Data records
● ● ●
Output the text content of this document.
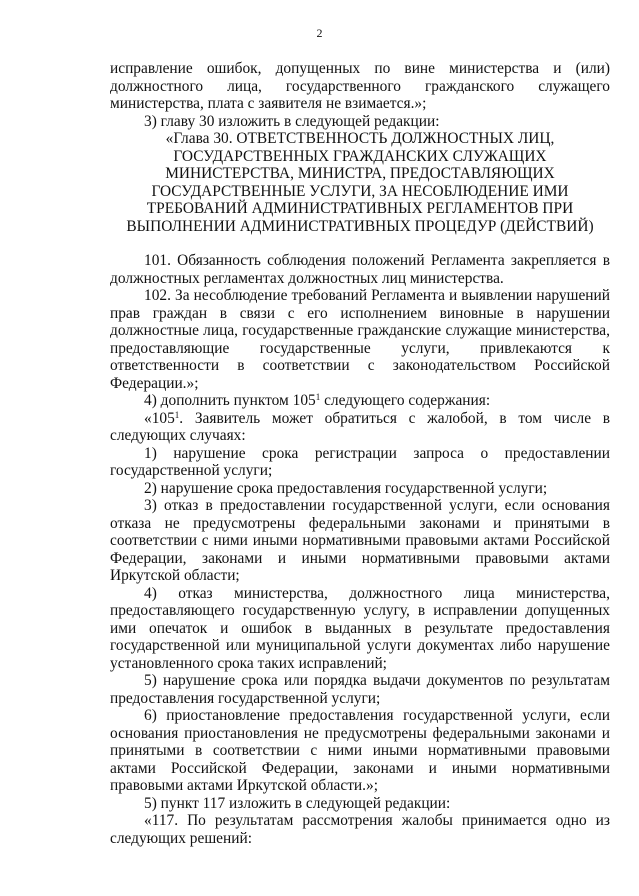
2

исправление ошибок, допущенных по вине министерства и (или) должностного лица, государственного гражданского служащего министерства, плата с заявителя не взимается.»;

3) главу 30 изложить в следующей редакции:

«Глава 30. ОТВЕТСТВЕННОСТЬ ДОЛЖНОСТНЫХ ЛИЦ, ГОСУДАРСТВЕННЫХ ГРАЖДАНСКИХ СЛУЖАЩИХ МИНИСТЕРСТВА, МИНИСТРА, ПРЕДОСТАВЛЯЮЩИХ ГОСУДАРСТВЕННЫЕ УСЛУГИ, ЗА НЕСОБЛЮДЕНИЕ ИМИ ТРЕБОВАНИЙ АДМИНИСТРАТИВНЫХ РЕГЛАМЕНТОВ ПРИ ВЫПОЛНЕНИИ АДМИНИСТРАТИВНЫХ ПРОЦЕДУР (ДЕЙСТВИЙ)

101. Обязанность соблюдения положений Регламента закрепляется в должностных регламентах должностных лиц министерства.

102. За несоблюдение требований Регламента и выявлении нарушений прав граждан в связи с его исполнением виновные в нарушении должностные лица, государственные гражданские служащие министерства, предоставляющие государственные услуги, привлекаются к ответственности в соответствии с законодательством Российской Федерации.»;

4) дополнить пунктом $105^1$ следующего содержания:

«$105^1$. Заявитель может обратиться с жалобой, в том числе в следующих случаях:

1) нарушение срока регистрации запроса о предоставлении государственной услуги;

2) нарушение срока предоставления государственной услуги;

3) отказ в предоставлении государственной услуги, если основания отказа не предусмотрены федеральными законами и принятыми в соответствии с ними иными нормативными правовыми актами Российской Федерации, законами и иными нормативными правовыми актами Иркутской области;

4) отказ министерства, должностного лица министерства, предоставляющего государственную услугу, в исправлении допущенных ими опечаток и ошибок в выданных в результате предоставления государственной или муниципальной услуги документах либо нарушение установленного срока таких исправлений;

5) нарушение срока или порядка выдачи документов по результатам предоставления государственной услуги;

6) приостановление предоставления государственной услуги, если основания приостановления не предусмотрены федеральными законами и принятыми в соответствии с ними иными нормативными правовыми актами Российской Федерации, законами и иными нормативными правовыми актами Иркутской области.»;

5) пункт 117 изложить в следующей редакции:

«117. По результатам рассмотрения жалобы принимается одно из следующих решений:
● ● ●
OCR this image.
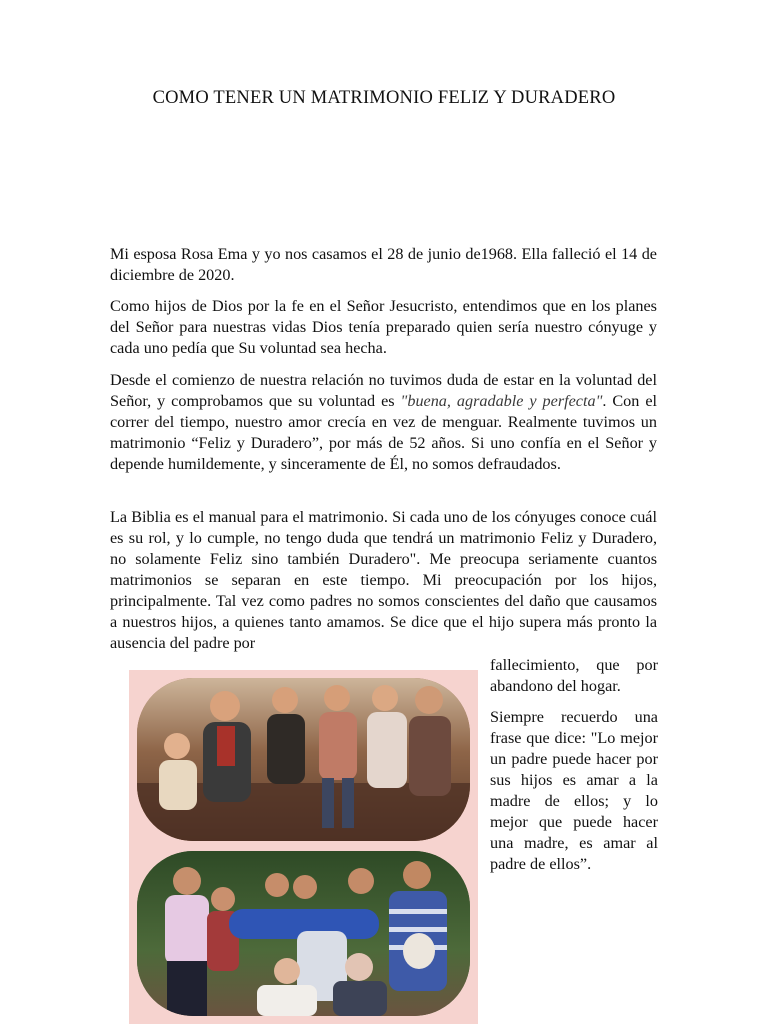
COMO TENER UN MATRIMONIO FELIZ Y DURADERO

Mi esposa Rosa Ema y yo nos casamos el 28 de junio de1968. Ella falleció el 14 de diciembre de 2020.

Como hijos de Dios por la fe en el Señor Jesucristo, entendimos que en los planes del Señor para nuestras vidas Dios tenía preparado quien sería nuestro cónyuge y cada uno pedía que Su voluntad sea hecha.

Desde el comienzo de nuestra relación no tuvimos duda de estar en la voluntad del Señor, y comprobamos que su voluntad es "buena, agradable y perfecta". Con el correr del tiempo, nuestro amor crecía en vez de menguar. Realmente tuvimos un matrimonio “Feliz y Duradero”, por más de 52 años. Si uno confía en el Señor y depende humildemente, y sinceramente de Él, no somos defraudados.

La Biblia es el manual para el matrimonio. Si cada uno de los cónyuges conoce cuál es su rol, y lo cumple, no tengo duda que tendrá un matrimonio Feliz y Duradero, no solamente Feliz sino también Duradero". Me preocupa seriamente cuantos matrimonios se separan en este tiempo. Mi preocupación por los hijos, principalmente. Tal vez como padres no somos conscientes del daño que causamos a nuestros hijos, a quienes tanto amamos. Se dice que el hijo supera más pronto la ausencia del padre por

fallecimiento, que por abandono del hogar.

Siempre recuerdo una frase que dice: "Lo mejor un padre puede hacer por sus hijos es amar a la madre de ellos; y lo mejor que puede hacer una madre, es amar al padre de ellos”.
● ● ●
TASK INSTRUCTIONS:
Check each line of the data above for the string "Señor" and report only how many lines have it.

ANSWER FOR THIS EXERCISE:
2